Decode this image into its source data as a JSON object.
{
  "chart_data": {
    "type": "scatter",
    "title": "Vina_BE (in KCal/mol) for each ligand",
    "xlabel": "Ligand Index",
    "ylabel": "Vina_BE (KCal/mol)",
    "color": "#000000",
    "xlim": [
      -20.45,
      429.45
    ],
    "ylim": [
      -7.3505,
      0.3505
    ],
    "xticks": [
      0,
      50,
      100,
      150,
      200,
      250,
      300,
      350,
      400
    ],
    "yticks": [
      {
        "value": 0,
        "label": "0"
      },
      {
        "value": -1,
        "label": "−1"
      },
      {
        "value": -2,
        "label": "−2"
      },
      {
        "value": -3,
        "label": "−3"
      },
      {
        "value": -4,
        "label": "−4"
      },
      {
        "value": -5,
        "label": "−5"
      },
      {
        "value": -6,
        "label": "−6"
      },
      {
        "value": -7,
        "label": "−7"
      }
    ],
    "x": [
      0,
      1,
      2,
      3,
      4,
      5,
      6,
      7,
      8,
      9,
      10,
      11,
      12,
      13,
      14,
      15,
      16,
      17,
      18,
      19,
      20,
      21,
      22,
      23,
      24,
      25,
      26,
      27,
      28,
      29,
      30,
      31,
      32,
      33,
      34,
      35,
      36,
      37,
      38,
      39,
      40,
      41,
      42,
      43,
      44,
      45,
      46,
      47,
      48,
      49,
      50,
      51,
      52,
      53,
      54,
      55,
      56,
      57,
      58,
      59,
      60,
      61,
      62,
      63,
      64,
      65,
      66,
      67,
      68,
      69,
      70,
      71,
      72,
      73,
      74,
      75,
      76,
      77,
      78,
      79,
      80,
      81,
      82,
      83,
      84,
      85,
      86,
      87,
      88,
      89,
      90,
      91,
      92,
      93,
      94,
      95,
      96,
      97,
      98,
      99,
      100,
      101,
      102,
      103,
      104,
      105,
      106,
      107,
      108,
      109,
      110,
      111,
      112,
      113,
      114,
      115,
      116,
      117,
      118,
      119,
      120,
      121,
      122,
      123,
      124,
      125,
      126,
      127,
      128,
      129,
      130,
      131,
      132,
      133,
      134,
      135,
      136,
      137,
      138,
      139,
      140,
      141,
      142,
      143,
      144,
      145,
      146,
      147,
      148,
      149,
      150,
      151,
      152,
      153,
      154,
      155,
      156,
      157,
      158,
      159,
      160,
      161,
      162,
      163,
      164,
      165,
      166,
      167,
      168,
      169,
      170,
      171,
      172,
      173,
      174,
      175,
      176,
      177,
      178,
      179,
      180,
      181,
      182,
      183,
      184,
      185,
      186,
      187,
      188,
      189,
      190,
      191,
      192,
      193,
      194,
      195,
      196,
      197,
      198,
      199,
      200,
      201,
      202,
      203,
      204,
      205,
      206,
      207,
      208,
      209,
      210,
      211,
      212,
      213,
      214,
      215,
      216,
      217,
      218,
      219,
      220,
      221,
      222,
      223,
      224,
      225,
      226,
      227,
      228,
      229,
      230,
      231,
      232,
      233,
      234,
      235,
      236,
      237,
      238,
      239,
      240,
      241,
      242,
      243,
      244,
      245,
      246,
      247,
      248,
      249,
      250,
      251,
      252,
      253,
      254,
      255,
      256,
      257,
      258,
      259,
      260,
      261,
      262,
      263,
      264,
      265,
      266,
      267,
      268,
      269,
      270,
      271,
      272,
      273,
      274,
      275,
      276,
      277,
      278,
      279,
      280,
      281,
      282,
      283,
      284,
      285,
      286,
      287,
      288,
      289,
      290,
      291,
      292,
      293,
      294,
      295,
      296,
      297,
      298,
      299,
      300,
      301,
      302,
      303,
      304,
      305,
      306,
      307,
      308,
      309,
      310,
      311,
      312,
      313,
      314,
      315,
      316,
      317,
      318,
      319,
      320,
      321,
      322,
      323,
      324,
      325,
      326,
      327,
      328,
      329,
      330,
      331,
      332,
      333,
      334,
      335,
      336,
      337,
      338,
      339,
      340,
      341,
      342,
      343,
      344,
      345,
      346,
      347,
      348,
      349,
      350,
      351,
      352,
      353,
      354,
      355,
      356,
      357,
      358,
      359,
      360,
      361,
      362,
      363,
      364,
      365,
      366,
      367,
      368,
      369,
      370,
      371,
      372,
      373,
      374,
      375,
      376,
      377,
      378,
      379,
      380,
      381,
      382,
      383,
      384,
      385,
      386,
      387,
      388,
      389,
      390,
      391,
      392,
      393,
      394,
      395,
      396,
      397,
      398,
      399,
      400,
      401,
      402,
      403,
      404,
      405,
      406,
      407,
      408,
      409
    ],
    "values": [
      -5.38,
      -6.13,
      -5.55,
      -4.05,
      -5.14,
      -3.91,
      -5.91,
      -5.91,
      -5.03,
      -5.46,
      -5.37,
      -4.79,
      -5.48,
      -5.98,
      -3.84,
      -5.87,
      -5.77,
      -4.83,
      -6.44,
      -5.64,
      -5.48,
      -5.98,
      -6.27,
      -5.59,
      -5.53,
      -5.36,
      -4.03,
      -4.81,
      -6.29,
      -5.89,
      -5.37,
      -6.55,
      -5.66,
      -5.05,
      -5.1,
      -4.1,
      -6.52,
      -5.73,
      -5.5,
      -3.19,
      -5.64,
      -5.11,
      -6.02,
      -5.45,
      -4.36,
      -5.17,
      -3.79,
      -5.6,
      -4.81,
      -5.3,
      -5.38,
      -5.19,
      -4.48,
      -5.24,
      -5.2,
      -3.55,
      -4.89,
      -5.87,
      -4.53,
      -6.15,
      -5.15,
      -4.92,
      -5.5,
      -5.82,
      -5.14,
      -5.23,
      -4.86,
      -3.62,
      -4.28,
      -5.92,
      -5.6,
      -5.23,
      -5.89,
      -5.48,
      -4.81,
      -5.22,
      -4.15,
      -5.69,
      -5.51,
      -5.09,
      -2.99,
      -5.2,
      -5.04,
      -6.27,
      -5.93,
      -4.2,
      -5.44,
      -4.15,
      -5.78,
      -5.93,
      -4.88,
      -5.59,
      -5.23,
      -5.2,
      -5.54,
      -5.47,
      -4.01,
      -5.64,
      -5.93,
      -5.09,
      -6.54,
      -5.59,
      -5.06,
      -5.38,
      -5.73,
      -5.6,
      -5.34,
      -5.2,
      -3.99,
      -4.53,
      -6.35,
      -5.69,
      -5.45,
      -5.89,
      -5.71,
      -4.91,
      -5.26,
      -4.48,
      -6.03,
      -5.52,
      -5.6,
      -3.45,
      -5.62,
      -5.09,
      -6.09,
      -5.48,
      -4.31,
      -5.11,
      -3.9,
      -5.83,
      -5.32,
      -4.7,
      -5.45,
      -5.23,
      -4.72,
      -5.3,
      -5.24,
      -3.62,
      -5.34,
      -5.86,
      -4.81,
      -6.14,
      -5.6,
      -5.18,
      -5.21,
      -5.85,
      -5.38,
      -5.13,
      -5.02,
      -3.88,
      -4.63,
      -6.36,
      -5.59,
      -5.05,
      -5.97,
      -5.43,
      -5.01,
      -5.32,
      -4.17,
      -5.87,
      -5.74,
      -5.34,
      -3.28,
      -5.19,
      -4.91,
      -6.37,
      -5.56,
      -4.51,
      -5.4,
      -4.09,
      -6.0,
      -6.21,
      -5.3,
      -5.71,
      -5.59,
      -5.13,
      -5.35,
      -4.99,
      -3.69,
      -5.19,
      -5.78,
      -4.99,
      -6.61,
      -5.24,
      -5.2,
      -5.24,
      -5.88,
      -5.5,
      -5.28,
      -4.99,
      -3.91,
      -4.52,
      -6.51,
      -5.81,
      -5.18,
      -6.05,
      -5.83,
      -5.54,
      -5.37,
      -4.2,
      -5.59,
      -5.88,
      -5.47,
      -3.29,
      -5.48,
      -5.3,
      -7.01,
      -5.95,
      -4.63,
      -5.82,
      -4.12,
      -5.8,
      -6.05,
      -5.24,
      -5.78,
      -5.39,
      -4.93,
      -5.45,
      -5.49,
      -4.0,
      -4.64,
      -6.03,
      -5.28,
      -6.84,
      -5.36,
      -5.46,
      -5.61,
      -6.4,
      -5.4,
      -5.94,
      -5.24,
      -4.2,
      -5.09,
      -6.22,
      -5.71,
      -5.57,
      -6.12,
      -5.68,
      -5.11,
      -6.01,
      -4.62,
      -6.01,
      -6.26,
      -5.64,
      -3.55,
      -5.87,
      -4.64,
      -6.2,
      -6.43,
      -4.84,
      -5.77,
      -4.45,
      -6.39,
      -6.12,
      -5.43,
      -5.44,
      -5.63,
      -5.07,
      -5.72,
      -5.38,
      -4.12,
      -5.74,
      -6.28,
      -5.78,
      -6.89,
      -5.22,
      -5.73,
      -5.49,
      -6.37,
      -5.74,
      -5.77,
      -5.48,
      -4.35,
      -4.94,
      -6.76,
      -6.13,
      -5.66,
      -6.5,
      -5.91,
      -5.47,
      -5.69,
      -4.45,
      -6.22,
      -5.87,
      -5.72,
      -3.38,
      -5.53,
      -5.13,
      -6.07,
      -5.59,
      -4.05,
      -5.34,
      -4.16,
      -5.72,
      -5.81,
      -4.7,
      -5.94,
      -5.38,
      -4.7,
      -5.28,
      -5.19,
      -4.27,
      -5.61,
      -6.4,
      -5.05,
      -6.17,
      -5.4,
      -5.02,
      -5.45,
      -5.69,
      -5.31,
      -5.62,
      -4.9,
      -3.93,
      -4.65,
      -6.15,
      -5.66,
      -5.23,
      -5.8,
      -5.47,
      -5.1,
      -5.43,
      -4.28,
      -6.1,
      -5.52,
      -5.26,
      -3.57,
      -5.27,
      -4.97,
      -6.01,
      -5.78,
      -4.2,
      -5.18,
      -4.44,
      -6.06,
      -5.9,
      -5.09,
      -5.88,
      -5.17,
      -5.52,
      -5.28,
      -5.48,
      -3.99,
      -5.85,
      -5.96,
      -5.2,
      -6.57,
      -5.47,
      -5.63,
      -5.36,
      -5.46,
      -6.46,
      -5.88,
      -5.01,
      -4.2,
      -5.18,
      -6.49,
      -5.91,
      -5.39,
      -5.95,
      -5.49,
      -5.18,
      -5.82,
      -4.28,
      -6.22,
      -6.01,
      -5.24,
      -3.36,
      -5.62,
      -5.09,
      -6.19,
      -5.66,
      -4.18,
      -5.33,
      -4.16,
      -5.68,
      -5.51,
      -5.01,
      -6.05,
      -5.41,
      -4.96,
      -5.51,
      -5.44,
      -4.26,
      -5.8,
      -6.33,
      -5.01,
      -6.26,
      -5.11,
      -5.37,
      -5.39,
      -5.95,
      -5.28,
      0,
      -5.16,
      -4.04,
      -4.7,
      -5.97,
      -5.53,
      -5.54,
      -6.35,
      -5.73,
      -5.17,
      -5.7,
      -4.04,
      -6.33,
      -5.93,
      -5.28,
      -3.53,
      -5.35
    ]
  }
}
□ □ □ □ □ □ □
Across the records, how many lines contain "KCal"? Only the number should be given.

2